→ **Exercise**
Send back all the data below, exactly as given.

→ **Records to process**
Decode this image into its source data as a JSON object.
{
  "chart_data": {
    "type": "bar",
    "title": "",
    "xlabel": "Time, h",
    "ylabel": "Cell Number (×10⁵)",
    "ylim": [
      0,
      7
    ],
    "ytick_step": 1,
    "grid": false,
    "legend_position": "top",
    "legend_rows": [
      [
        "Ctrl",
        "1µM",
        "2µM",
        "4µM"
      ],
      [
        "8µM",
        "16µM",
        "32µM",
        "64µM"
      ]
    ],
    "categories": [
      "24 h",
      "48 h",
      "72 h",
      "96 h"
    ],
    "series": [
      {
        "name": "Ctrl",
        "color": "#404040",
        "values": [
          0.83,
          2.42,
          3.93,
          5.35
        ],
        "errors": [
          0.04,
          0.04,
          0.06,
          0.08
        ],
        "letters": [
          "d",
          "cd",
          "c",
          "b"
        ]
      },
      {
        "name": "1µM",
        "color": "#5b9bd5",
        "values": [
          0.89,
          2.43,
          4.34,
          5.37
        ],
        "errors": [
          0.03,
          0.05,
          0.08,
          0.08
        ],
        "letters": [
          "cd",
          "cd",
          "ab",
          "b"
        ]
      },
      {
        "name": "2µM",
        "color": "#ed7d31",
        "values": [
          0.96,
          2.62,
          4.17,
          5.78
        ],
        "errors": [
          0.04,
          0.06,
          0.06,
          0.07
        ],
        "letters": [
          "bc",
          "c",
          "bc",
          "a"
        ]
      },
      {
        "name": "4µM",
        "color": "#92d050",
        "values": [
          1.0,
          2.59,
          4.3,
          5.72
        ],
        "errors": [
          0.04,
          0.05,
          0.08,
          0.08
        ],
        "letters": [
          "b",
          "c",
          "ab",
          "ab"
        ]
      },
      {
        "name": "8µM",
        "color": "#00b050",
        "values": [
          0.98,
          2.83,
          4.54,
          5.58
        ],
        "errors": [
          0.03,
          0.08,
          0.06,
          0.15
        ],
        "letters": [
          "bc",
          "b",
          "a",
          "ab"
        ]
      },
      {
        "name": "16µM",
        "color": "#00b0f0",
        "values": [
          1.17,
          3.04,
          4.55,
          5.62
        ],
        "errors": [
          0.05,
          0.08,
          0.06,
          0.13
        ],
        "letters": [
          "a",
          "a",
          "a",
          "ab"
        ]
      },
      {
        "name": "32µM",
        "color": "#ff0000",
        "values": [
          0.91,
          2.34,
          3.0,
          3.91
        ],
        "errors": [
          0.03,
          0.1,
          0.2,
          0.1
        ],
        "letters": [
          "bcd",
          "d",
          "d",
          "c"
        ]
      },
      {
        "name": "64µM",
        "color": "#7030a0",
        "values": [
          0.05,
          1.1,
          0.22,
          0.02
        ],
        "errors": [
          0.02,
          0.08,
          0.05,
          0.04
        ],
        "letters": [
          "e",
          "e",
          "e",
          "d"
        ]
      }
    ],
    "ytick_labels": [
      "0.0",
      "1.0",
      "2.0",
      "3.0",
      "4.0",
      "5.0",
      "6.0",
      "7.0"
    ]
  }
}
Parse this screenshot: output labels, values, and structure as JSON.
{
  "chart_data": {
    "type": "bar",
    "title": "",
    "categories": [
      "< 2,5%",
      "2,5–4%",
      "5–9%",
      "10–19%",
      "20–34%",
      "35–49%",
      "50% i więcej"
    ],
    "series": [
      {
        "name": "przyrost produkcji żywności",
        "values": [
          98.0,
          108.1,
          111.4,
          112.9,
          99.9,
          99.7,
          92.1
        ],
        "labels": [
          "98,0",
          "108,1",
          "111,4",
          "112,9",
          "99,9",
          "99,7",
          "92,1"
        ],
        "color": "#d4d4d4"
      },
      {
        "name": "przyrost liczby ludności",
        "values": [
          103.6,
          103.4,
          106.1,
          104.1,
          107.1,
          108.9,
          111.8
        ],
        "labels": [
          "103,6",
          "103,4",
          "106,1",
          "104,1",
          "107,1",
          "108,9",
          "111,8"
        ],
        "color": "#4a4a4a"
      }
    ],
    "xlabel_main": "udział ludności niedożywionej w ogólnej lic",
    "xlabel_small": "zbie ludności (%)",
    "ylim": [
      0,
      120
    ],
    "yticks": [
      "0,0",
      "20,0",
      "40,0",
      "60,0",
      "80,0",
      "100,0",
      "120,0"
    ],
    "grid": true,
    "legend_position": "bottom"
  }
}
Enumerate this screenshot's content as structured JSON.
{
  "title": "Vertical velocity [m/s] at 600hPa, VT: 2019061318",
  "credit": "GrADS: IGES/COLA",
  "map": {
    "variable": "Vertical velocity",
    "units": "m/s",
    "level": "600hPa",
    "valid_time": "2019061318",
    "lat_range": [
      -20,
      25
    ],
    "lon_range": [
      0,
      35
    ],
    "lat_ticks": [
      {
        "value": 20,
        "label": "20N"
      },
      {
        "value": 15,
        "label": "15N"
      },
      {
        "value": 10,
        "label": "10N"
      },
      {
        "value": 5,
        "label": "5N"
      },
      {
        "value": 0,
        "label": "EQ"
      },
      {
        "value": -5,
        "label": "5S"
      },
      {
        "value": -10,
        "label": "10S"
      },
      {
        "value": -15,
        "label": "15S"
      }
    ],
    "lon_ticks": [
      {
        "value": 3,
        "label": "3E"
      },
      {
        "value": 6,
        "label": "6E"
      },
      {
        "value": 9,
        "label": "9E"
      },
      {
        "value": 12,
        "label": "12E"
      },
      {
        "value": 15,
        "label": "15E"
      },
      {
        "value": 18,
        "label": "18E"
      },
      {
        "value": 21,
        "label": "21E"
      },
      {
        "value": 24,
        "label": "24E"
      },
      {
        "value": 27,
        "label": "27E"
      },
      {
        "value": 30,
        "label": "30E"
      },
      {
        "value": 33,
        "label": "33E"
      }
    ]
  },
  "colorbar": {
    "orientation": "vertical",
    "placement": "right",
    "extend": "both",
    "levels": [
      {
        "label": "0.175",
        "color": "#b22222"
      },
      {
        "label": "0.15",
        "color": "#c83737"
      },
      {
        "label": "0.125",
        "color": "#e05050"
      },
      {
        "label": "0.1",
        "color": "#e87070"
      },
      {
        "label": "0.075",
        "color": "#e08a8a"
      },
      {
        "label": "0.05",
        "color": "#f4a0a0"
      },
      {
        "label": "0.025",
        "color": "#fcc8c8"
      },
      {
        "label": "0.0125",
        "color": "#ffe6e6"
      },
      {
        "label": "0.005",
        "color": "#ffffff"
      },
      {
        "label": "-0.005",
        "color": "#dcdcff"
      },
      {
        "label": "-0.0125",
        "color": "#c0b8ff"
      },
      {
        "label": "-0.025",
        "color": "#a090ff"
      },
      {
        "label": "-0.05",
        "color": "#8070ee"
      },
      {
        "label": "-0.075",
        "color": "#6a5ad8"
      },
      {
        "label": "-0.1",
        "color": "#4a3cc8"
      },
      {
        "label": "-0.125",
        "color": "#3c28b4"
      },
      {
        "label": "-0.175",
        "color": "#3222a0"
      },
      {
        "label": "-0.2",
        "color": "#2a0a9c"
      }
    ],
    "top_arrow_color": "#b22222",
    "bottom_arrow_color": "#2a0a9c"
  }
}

→ **Exercise output**
Decode this image into its source data as a JSON object.
{
  "chart_data": {
    "type": "bar",
    "title": "",
    "xlabel": "Time, h",
    "ylabel": "Cell Number (×10⁵)",
    "ylim": [
      0,
      7
    ],
    "ytick_step": 1,
    "grid": false,
    "legend_position": "top",
    "legend_rows": [
      [
        "Ctrl",
        "1µM",
        "2µM",
        "4µM"
      ],
      [
        "8µM",
        "16µM",
        "32µM",
        "64µM"
      ]
    ],
    "categories": [
      "24 h",
      "48 h",
      "72 h",
      "96 h"
    ],
    "series": [
      {
        "name": "Ctrl",
        "color": "#404040",
        "values": [
          0.83,
          2.42,
          3.93,
          5.35
        ],
        "errors": [
          0.04,
          0.04,
          0.06,
          0.08
        ],
        "letters": [
          "d",
          "cd",
          "c",
          "b"
        ]
      },
      {
        "name": "1µM",
        "color": "#5b9bd5",
        "values": [
          0.89,
          2.43,
          4.34,
          5.37
        ],
        "errors": [
          0.03,
          0.05,
          0.08,
          0.08
        ],
        "letters": [
          "cd",
          "cd",
          "ab",
          "b"
        ]
      },
      {
        "name": "2µM",
        "color": "#ed7d31",
        "values": [
          0.96,
          2.62,
          4.17,
          5.78
        ],
        "errors": [
          0.04,
          0.06,
          0.06,
          0.07
        ],
        "letters": [
          "bc",
          "c",
          "bc",
          "a"
        ]
      },
      {
        "name": "4µM",
        "color": "#92d050",
        "values": [
          1.0,
          2.59,
          4.3,
          5.72
        ],
        "errors": [
          0.04,
          0.05,
          0.08,
          0.08
        ],
        "letters": [
          "b",
          "c",
          "ab",
          "ab"
        ]
      },
      {
        "name": "8µM",
        "color": "#00b050",
        "values": [
          0.98,
          2.83,
          4.54,
          5.58
        ],
        "errors": [
          0.03,
          0.08,
          0.06,
          0.15
        ],
        "letters": [
          "bc",
          "b",
          "a",
          "ab"
        ]
      },
      {
        "name": "16µM",
        "color": "#00b0f0",
        "values": [
          1.17,
          3.04,
          4.55,
          5.62
        ],
        "errors": [
          0.05,
          0.08,
          0.06,
          0.13
        ],
        "letters": [
          "a",
          "a",
          "a",
          "ab"
        ]
      },
      {
        "name": "32µM",
        "color": "#ff0000",
        "values": [
          0.91,
          2.34,
          3.0,
          3.91
        ],
        "errors": [
          0.03,
          0.1,
          0.2,
          0.1
        ],
        "letters": [
          "bcd",
          "d",
          "d",
          "c"
        ]
      },
      {
        "name": "64µM",
        "color": "#7030a0",
        "values": [
          0.05,
          1.1,
          0.22,
          0.02
        ],
        "errors": [
          0.02,
          0.08,
          0.05,
          0.04
        ],
        "letters": [
          "e",
          "e",
          "e",
          "d"
        ]
      }
    ],
    "ytick_labels": [
      "0.0",
      "1.0",
      "2.0",
      "3.0",
      "4.0",
      "5.0",
      "6.0",
      "7.0"
    ]
  }
}
Parse this screenshot: output labels, values, and structure as JSON.
{
  "chart_data": {
    "type": "bar",
    "title": "",
    "categories": [
      "< 2,5%",
      "2,5–4%",
      "5–9%",
      "10–19%",
      "20–34%",
      "35–49%",
      "50% i więcej"
    ],
    "series": [
      {
        "name": "przyrost produkcji żywności",
        "values": [
          98.0,
          108.1,
          111.4,
          112.9,
          99.9,
          99.7,
          92.1
        ],
        "labels": [
          "98,0",
          "108,1",
          "111,4",
          "112,9",
          "99,9",
          "99,7",
          "92,1"
        ],
        "color": "#d4d4d4"
      },
      {
        "name": "przyrost liczby ludności",
        "values": [
          103.6,
          103.4,
          106.1,
          104.1,
          107.1,
          108.9,
          111.8
        ],
        "labels": [
          "103,6",
          "103,4",
          "106,1",
          "104,1",
          "107,1",
          "108,9",
          "111,8"
        ],
        "color": "#4a4a4a"
      }
    ],
    "xlabel_main": "udział ludności niedożywionej w ogólnej lic",
    "xlabel_small": "zbie ludności (%)",
    "ylim": [
      0,
      120
    ],
    "yticks": [
      "0,0",
      "20,0",
      "40,0",
      "60,0",
      "80,0",
      "100,0",
      "120,0"
    ],
    "grid": true,
    "legend_position": "bottom"
  }
}
Enumerate this screenshot's content as structured JSON.
{
  "title": "Vertical velocity [m/s] at 600hPa, VT: 2019061318",
  "credit": "GrADS: IGES/COLA",
  "map": {
    "variable": "Vertical velocity",
    "units": "m/s",
    "level": "600hPa",
    "valid_time": "2019061318",
    "lat_range": [
      -20,
      25
    ],
    "lon_range": [
      0,
      35
    ],
    "lat_ticks": [
      {
        "value": 20,
        "label": "20N"
      },
      {
        "value": 15,
        "label": "15N"
      },
      {
        "value": 10,
        "label": "10N"
      },
      {
        "value": 5,
        "label": "5N"
      },
      {
        "value": 0,
        "label": "EQ"
      },
      {
        "value": -5,
        "label": "5S"
      },
      {
        "value": -10,
        "label": "10S"
      },
      {
        "value": -15,
        "label": "15S"
      }
    ],
    "lon_ticks": [
      {
        "value": 3,
        "label": "3E"
      },
      {
        "value": 6,
        "label": "6E"
      },
      {
        "value": 9,
        "label": "9E"
      },
      {
        "value": 12,
        "label": "12E"
      },
      {
        "value": 15,
        "label": "15E"
      },
      {
        "value": 18,
        "label": "18E"
      },
      {
        "value": 21,
        "label": "21E"
      },
      {
        "value": 24,
        "label": "24E"
      },
      {
        "value": 27,
        "label": "27E"
      },
      {
        "value": 30,
        "label": "30E"
      },
      {
        "value": 33,
        "label": "33E"
      }
    ]
  },
  "colorbar": {
    "orientation": "vertical",
    "placement": "right",
    "extend": "both",
    "levels": [
      {
        "label": "0.175",
        "color": "#b22222"
      },
      {
        "label": "0.15",
        "color": "#c83737"
      },
      {
        "label": "0.125",
        "color": "#e05050"
      },
      {
        "label": "0.1",
        "color": "#e87070"
      },
      {
        "label": "0.075",
        "color": "#e08a8a"
      },
      {
        "label": "0.05",
        "color": "#f4a0a0"
      },
      {
        "label": "0.025",
        "color": "#fcc8c8"
      },
      {
        "label": "0.0125",
        "color": "#ffe6e6"
      },
      {
        "label": "0.005",
        "color": "#ffffff"
      },
      {
        "label": "-0.005",
        "color": "#dcdcff"
      },
      {
        "label": "-0.0125",
        "color": "#c0b8ff"
      },
      {
        "label": "-0.025",
        "color": "#a090ff"
      },
      {
        "label": "-0.05",
        "color": "#8070ee"
      },
      {
        "label": "-0.075",
        "color": "#6a5ad8"
      },
      {
        "label": "-0.1",
        "color": "#4a3cc8"
      },
      {
        "label": "-0.125",
        "color": "#3c28b4"
      },
      {
        "label": "-0.175",
        "color": "#3222a0"
      },
      {
        "label": "-0.2",
        "color": "#2a0a9c"
      }
    ],
    "top_arrow_color": "#b22222",
    "bottom_arrow_color": "#2a0a9c"
  }
}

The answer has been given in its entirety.